→ **Data to use**
───

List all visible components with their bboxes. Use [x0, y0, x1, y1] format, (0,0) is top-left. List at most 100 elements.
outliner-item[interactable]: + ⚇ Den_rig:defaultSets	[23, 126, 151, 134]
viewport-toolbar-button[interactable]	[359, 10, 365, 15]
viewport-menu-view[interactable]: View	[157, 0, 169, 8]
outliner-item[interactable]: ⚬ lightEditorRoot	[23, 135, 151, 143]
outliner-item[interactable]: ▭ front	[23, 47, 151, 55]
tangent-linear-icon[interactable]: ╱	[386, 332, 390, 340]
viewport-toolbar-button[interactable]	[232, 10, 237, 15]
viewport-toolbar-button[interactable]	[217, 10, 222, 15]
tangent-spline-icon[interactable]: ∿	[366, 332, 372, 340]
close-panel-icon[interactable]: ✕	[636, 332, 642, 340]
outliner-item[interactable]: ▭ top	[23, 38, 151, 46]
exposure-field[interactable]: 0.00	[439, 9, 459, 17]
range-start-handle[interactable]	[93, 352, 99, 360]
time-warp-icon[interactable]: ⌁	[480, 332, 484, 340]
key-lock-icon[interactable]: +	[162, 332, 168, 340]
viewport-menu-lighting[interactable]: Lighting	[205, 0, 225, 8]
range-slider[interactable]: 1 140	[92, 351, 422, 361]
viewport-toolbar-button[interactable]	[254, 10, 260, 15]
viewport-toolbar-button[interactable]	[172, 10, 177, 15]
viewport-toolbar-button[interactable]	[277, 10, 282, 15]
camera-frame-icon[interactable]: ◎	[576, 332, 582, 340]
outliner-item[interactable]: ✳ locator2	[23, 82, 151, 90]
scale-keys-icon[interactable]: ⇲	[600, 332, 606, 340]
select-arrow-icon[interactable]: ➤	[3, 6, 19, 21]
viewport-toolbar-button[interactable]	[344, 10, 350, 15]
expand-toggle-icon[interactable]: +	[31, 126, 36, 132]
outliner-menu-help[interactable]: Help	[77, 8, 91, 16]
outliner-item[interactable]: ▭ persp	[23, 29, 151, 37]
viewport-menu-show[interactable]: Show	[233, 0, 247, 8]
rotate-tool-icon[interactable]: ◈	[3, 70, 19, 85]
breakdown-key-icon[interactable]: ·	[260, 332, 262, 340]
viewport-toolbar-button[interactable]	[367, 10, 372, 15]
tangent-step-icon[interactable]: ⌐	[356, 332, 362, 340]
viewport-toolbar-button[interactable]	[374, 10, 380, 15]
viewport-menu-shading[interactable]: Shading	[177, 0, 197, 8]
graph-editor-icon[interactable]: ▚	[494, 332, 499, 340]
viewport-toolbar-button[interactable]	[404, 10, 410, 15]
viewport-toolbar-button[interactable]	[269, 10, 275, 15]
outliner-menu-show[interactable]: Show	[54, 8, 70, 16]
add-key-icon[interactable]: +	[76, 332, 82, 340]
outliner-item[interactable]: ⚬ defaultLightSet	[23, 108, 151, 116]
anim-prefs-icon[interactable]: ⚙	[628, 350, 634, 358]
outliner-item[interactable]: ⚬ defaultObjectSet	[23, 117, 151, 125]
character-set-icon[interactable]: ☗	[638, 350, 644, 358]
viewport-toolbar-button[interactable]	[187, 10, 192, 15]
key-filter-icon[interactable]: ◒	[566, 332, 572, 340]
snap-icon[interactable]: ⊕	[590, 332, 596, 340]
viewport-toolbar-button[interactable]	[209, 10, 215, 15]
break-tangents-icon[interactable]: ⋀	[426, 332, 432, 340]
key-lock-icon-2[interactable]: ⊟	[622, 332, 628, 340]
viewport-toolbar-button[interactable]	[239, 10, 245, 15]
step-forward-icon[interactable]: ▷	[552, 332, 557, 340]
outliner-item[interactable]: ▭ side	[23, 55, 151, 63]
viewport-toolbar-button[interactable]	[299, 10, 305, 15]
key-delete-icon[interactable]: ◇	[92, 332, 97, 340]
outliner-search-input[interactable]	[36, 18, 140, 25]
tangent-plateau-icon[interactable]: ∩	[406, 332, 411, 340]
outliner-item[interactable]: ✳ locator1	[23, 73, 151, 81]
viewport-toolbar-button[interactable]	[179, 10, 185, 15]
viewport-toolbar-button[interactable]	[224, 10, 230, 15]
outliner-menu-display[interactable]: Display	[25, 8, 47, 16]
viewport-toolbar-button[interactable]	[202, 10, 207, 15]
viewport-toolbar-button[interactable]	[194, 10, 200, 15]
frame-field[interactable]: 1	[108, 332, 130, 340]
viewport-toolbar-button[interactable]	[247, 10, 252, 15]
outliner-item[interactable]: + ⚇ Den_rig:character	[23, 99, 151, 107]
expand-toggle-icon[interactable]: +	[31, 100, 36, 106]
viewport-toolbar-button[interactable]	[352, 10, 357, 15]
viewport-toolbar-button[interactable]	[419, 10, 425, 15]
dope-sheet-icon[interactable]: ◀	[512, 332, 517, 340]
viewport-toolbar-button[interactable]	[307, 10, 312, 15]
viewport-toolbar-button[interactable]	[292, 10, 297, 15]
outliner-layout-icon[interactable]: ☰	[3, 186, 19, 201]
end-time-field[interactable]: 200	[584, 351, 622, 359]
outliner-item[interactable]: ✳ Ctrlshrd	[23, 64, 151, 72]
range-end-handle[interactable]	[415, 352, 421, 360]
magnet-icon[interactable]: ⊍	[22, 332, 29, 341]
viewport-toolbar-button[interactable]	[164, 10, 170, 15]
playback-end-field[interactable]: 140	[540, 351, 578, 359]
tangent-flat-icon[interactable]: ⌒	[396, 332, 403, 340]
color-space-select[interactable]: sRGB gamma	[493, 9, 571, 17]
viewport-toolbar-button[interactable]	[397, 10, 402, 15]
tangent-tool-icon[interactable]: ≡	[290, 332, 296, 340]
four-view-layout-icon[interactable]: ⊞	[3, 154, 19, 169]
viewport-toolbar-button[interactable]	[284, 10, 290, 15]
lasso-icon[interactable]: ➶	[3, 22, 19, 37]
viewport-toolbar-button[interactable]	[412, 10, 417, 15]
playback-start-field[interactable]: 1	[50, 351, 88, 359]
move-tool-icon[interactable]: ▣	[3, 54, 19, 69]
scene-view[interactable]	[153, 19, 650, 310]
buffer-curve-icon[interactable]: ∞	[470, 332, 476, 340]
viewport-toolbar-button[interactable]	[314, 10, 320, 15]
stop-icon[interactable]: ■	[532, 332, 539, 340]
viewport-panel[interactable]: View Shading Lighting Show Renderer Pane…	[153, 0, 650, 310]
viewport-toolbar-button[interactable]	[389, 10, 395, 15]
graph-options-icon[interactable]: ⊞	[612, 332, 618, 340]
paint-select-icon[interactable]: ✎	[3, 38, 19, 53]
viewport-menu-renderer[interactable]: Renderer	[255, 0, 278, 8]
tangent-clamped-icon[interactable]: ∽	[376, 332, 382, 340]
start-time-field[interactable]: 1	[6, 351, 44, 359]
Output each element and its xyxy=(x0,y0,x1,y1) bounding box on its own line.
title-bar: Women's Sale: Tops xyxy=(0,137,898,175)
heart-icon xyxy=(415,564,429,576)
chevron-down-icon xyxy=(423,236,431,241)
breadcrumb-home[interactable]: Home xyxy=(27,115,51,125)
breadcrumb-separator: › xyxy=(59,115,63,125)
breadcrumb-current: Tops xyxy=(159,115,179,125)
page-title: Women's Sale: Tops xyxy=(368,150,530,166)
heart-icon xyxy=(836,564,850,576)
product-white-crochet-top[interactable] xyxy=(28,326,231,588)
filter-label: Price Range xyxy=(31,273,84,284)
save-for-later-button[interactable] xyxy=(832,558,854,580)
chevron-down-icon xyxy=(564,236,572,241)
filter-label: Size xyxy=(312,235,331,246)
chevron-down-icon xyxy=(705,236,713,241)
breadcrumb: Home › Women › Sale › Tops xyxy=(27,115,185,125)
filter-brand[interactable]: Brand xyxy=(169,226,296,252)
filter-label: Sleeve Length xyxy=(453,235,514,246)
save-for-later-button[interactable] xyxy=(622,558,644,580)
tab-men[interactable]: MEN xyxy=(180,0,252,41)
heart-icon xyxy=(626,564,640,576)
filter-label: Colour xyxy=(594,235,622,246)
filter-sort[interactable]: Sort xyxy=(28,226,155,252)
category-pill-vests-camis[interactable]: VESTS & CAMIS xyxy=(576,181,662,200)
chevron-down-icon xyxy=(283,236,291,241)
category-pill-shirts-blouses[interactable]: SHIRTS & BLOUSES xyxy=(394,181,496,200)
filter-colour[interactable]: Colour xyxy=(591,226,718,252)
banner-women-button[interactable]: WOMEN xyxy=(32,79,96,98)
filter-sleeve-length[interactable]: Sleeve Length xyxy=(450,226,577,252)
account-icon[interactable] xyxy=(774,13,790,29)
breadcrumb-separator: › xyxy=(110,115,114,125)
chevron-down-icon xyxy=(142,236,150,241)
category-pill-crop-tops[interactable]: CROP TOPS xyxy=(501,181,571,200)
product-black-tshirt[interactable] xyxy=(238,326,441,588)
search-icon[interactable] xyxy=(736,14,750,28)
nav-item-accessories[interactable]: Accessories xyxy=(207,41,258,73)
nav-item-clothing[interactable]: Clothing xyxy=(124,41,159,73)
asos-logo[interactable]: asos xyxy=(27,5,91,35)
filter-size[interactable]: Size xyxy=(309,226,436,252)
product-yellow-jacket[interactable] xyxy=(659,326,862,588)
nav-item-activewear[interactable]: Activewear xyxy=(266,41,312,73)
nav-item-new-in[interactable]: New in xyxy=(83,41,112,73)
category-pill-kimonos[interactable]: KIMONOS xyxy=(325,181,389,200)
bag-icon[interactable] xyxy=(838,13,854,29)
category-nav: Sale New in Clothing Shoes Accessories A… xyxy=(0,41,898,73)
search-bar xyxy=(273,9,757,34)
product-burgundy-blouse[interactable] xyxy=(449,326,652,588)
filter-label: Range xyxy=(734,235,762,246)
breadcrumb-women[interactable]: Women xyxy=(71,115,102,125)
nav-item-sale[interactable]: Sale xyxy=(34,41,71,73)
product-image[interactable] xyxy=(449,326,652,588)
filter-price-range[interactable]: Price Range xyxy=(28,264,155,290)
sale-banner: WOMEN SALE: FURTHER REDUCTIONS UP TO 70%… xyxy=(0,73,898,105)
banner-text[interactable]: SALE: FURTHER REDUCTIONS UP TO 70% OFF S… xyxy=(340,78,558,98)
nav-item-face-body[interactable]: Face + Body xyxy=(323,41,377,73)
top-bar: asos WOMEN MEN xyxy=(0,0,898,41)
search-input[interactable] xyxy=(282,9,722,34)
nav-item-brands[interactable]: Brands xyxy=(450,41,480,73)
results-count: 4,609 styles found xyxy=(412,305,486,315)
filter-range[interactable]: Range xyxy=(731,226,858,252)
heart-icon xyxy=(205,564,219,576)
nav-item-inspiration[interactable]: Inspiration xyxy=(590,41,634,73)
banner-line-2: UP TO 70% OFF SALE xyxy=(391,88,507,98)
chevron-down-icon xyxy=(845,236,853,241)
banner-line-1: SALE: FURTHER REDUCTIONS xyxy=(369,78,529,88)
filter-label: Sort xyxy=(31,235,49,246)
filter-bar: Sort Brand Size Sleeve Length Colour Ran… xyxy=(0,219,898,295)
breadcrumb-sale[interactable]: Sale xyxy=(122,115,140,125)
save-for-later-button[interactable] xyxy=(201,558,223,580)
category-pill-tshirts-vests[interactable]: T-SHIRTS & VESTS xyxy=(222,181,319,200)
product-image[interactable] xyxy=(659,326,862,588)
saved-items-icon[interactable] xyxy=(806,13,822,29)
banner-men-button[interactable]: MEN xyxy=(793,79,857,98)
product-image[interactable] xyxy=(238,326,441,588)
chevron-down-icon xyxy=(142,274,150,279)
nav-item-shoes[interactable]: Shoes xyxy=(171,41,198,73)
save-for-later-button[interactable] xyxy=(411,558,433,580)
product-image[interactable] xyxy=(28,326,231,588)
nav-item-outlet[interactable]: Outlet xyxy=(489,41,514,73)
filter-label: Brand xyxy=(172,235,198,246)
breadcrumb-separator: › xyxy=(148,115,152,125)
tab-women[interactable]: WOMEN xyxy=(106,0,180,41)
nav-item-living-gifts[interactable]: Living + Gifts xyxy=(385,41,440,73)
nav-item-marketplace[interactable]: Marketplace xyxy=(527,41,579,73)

───

→ **Task brief**
Copy the items word for word, from the very first line up to and including the line with "38, 151, 46]".

→ **Final result**
List all visible components with their bboxes. Use [x0, y0, x1, y1] format, (0,0) is top-left. List at most 100 elements.
outliner-item[interactable]: + ⚇ Den_rig:defaultSets	[23, 126, 151, 134]
viewport-toolbar-button[interactable]	[359, 10, 365, 15]
viewport-menu-view[interactable]: View	[157, 0, 169, 8]
outliner-item[interactable]: ⚬ lightEditorRoot	[23, 135, 151, 143]
outliner-item[interactable]: ▭ front	[23, 47, 151, 55]
tangent-linear-icon[interactable]: ╱	[386, 332, 390, 340]
viewport-toolbar-button[interactable]	[232, 10, 237, 15]
viewport-toolbar-button[interactable]	[217, 10, 222, 15]
tangent-spline-icon[interactable]: ∿	[366, 332, 372, 340]
close-panel-icon[interactable]: ✕	[636, 332, 642, 340]
outliner-item[interactable]: ▭ top	[23, 38, 151, 46]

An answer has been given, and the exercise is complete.